§ **Supplied records**:
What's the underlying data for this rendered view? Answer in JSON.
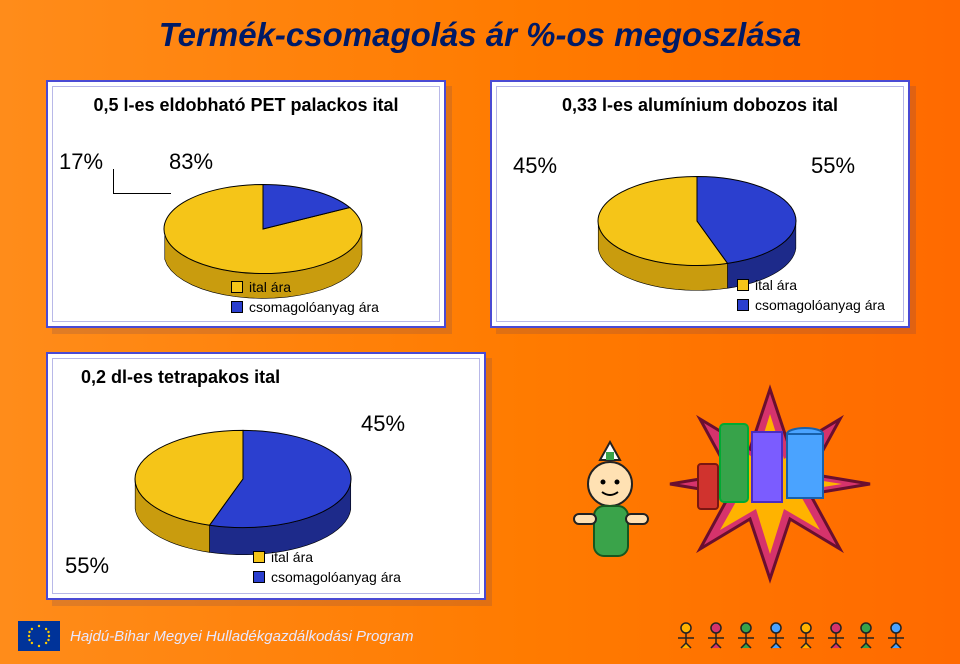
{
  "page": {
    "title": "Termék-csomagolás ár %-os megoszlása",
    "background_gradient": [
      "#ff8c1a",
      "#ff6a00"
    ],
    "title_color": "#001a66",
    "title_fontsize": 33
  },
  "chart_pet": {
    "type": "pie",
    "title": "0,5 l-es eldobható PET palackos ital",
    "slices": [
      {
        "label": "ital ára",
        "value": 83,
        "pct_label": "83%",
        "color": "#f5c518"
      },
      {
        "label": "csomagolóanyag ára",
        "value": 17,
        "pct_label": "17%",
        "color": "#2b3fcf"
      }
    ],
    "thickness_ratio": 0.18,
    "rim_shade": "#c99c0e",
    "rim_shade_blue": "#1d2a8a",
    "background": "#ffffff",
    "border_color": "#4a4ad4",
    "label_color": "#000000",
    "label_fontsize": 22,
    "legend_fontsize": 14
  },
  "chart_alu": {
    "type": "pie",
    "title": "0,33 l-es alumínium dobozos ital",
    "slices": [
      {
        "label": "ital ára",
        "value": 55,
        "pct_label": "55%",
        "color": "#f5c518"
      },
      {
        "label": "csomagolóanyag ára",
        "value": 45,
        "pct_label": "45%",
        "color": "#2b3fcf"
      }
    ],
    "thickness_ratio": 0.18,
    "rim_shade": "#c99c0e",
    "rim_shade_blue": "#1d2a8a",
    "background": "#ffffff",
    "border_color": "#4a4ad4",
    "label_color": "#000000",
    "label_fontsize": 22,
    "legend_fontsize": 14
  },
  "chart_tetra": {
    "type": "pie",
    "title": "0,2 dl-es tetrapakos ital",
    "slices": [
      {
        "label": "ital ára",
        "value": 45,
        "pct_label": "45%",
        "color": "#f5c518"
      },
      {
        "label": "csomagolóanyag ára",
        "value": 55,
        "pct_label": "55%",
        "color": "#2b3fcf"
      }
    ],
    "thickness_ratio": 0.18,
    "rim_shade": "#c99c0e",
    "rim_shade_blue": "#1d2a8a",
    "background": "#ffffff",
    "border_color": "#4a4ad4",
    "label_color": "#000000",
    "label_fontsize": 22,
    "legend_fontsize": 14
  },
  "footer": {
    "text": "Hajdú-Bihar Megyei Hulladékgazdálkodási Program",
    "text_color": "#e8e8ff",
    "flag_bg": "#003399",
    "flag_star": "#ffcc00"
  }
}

§ **Challenge**:
Please transcribe the material above exactly as written. Leave the pictures out.

§ **Written reply**:
What's the underlying data for this rendered view? Answer in JSON.
{
  "page": {
    "title": "Termék-csomagolás ár %-os megoszlása",
    "background_gradient": [
      "#ff8c1a",
      "#ff6a00"
    ],
    "title_color": "#001a66",
    "title_fontsize": 33
  },
  "chart_pet": {
    "type": "pie",
    "title": "0,5 l-es eldobható PET palackos ital",
    "slices": [
      {
        "label": "ital ára",
        "value": 83,
        "pct_label": "83%",
        "color": "#f5c518"
      },
      {
        "label": "csomagolóanyag ára",
        "value": 17,
        "pct_label": "17%",
        "color": "#2b3fcf"
      }
    ],
    "thickness_ratio": 0.18,
    "rim_shade": "#c99c0e",
    "rim_shade_blue": "#1d2a8a",
    "background": "#ffffff",
    "border_color": "#4a4ad4",
    "label_color": "#000000",
    "label_fontsize": 22,
    "legend_fontsize": 14
  },
  "chart_alu": {
    "type": "pie",
    "title": "0,33 l-es alumínium dobozos ital",
    "slices": [
      {
        "label": "ital ára",
        "value": 55,
        "pct_label": "55%",
        "color": "#f5c518"
      },
      {
        "label": "csomagolóanyag ára",
        "value": 45,
        "pct_label": "45%",
        "color": "#2b3fcf"
      }
    ],
    "thickness_ratio": 0.18,
    "rim_shade": "#c99c0e",
    "rim_shade_blue": "#1d2a8a",
    "background": "#ffffff",
    "border_color": "#4a4ad4",
    "label_color": "#000000",
    "label_fontsize": 22,
    "legend_fontsize": 14
  },
  "chart_tetra": {
    "type": "pie",
    "title": "0,2 dl-es tetrapakos ital",
    "slices": [
      {
        "label": "ital ára",
        "value": 45,
        "pct_label": "45%",
        "color": "#f5c518"
      },
      {
        "label": "csomagolóanyag ára",
        "value": 55,
        "pct_label": "55%",
        "color": "#2b3fcf"
      }
    ],
    "thickness_ratio": 0.18,
    "rim_shade": "#c99c0e",
    "rim_shade_blue": "#1d2a8a",
    "background": "#ffffff",
    "border_color": "#4a4ad4",
    "label_color": "#000000",
    "label_fontsize": 22,
    "legend_fontsize": 14
  },
  "footer": {
    "text": "Hajdú-Bihar Megyei Hulladékgazdálkodási Program",
    "text_color": "#e8e8ff",
    "flag_bg": "#003399",
    "flag_star": "#ffcc00"
  }
}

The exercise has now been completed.